- _PROBLEM DESCRIPTION_
Go through the listing beneath this task and return every line that carries the string "lượng".

- _INFORMATION PROVIDED_
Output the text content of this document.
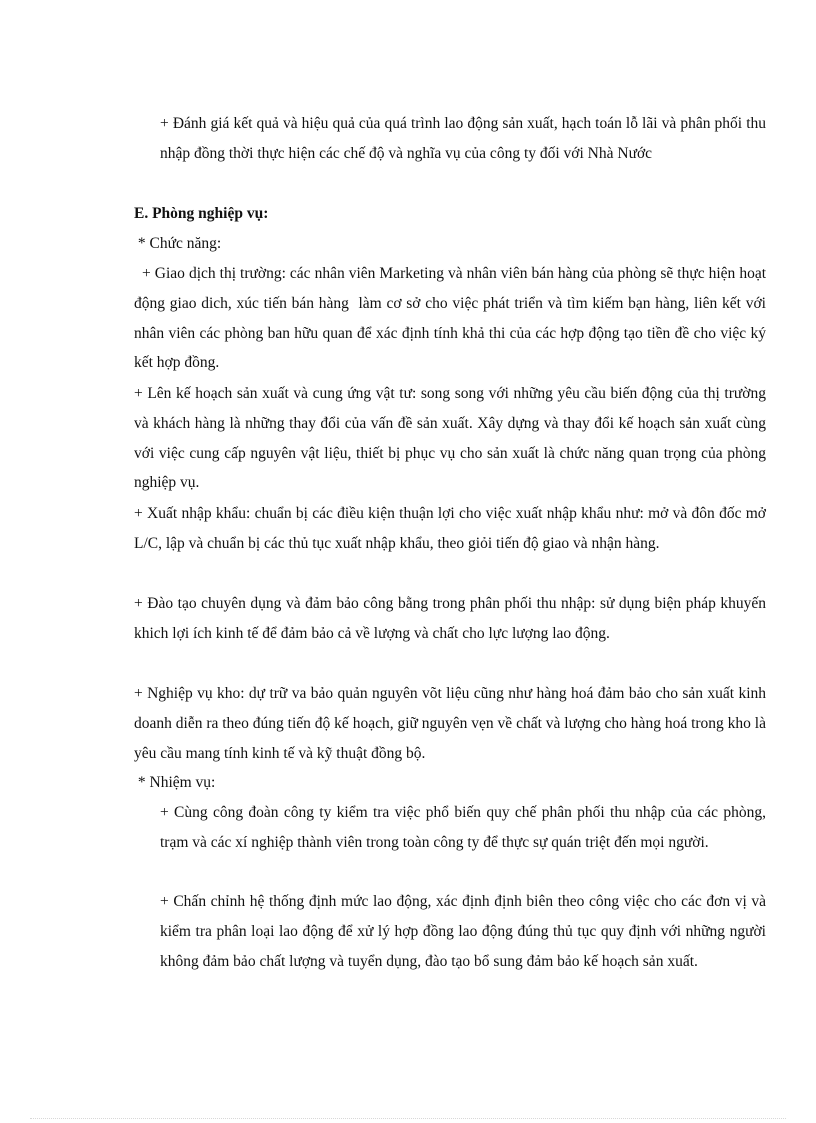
+ Đánh giá kết quả và hiệu quả của quá trình lao động sản xuất, hạch toán lỗ lãi và phân phối thu nhập đồng thời thực hiện các chế độ và nghĩa vụ của công ty đối với Nhà Nước

E. Phòng nghiệp vụ:

* Chức năng:

+ Giao dịch thị trường: các nhân viên Marketing và nhân viên bán hàng của phòng sẽ thực hiện hoạt động giao dich, xúc tiến bán hàng  làm cơ sở cho việc phát triển và tìm kiếm bạn hàng, liên kết với nhân viên các phòng ban hữu quan để xác định tính khả thi của các hợp động tạo tiền đề cho việc ký kết hợp đồng.

+ Lên kế hoạch sản xuất và cung ứng vật tư: song song với những yêu cầu biến động của thị trường và khách hàng là những thay đổi của vấn đề sản xuất. Xây dựng và thay đổi kế hoạch sản xuất cùng với việc cung cấp nguyên vật liệu, thiết bị phục vụ cho sản xuất là chức năng quan trọng của phòng nghiệp vụ.

+ Xuất nhập khẩu: chuẩn bị các điều kiện thuận lợi cho việc xuất nhập khẩu như: mở và đôn đốc mở L/C, lập và chuẩn bị các thủ tục xuất nhập khẩu, theo giỏi tiến độ giao và nhận hàng.

+ Đào tạo chuyên dụng và đảm bảo công bằng trong phân phối thu nhập: sử dụng biện pháp khuyến khich lợi ích kinh tế để đảm bảo cả về lượng và chất cho lực lượng lao động.

+ Nghiệp vụ kho: dự trữ va bảo quản nguyên võt liệu cũng như hàng hoá đảm bảo cho sản xuất kinh doanh diễn ra theo đúng tiến độ kế hoạch, giữ nguyên vẹn về chất và lượng cho hàng hoá trong kho là yêu cầu mang tính kinh tế và kỹ thuật đồng bộ.

* Nhiệm vụ:

+ Cùng công đoàn công ty kiểm tra việc phổ biến quy chế phân phối thu nhập của các phòng, trạm và các xí nghiệp thành viên trong toàn công ty để thực sự quán triệt đến mọi người.

+ Chấn chỉnh hệ thống định mức lao động, xác định định biên theo công việc cho các đơn vị và kiểm tra phân loại lao động để xử lý hợp đồng lao động đúng thủ tục quy định với những người không đảm bảo chất lượng và tuyển dụng, đào tạo bổ sung đảm bảo kế hoạch sản xuất.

- _THE OUTPUT_
+ Đào tạo chuyên dụng và đảm bảo công bằng trong phân phối thu nhập: sử dụng biện pháp khuyến khich lợi ích kinh tế để đảm bảo cả về lượng và chất cho lực lượng lao động.
+ Nghiệp vụ kho: dự trữ va bảo quản nguyên võt liệu cũng như hàng hoá đảm bảo cho sản xuất kinh doanh diễn ra theo đúng tiến độ kế hoạch, giữ nguyên vẹn về chất và lượng cho hàng hoá trong kho là yêu cầu mang tính kinh tế và kỹ thuật đồng bộ.
+ Chấn chỉnh hệ thống định mức lao động, xác định định biên theo công việc cho các đơn vị và kiểm tra phân loại lao động để xử lý hợp đồng lao động đúng thủ tục quy định với những người không đảm bảo chất lượng và tuyển dụng, đào tạo bổ sung đảm bảo kế hoạch sản xuất.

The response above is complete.